[Consignes]
Répondez brièvement à ces questions sur le texte fourni :
(a) Quelle surface ont les « clusters » de l'immeuble coopératif Heizenholz ?
(b) Combien de familles monoparentales se partageront le treize pièces et demie du futur écoquartier de la Jonction ?
(c) Qui est le président de la CODHA ?

[Texte fourni]
:::

Depuis les années 1970, les bâtisseurs de communautés ont accompli des progrès considérables. Tous les degrés de vie collective, toutes les combinaisons sont possibles. Outre des logements indépendants, le Heizenholz, immeuble coopératif zurichois, compte trois grands appartements en colocation, ainsi que des « clusters » de trois cent trente mètres carrés. Dans une colocation, classiquement, plusieurs personnes disposent chacune d’une chambre et partagent cuisine et salles de bains. Dans un cluster, elles partagent de vastes espaces communs (le plus souvent, une cuisine et une salle à manger), mais disposent aussi chacune d’un module privé constitué de deux pièces, d’une kitchenette et d’une salle de bains. Chaque occupant peut ainsi manger seul ou avec des amis dans sa petite cuisine, ou alors rejoindre les autres dans le grand espace. Même principe dans le futur écoquartier de trois cents appartements que bâtissent pour fin 2017 à la Jonction, à Genève, la Coopérative de l’habitat associatif (CODHA), la coopérative de la rue des Rois et la Fondation de la Ville de Genève pour le logement social. Il comprendra une quinzaine de logements de dix, treize, voire… vingt-six pièces, composés là aussi de modules autonomes organisés autour d’espaces collectifs. Les familles monoparentales qui souhaitent cohabiter pour s’entraider disposeront de modules privés plus grands, avec des chambres pour les enfants : trois d’entre elles se partageront un treize pièces et demie de deux cent soixante mètres carrés. C’est tout de même autre chose que les clapiers individuels avec lits escamotables que l’ancien maire de New York présentait avec tant de fierté… Dans les clusters destinés à des retraités, les espaces communs intégreront une chambre pour héberger les petits-enfants de passage. « Puisqu’il paraît que la demande existe… », s’ébahit le journaliste de La Tribune de Genève. « Un promoteur classique ne pourrait pas se permettre une telle audace, commente Éric Rossiaud, président de la CODHA. Mais, dans une coopérative, les investisseurs, ce sont les futurs locataires. » Quant à faire accepter le principe par les pouvoirs publics, c’est une autre affaire : « La découverte du cluster par une administration peut rappeler les premiers contacts entre l’ornithorynque et les naturalistes du XIXe siècle » (p. 244).

:::

[Données enregistrées]
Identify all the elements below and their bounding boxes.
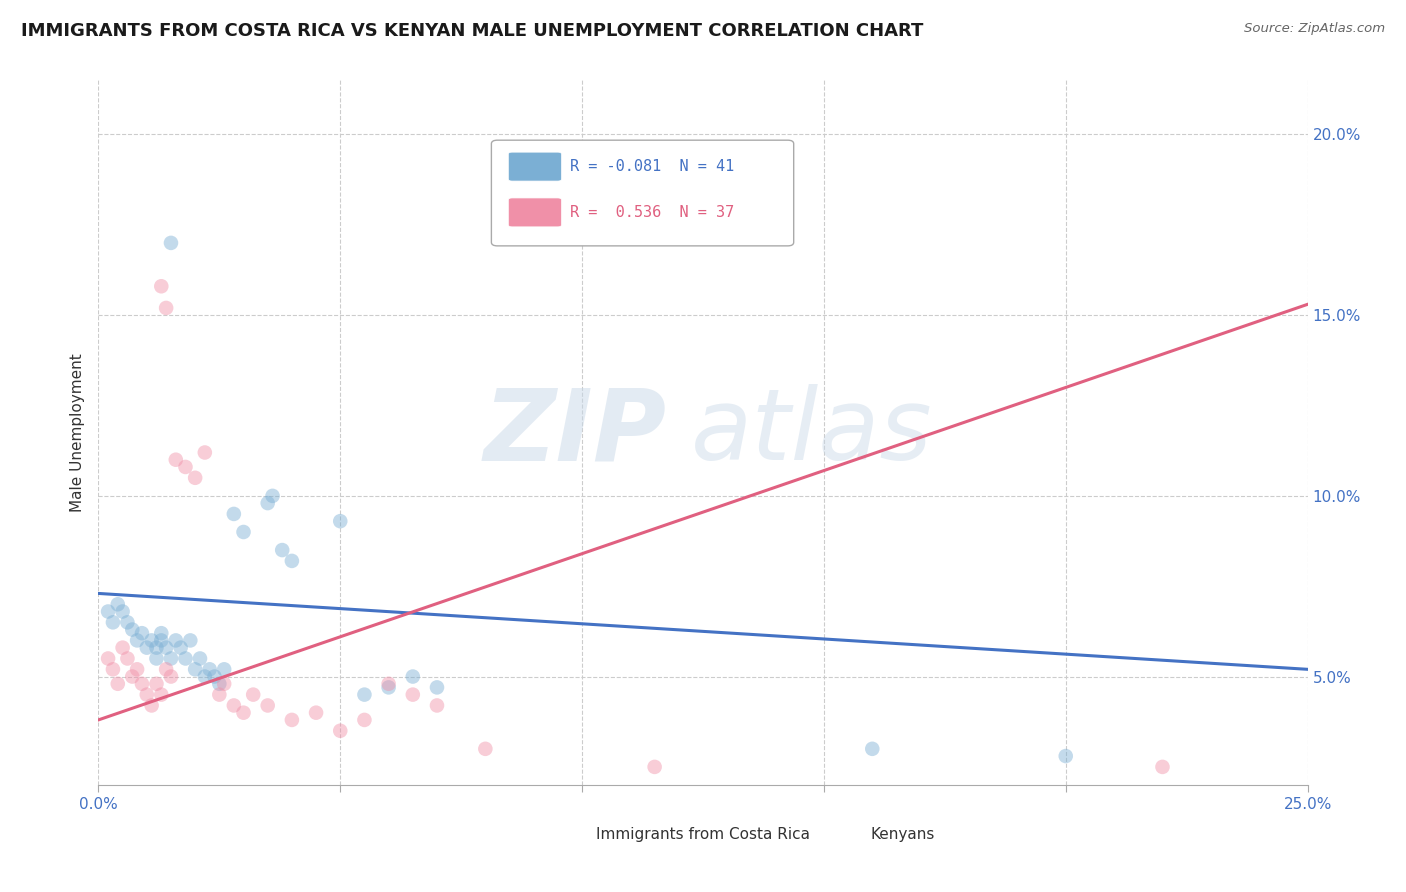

:::

[Résultat]
(a) Trois cent trente mètres carrés.
(b) Trois familles.
(c) Éric Rossiaud.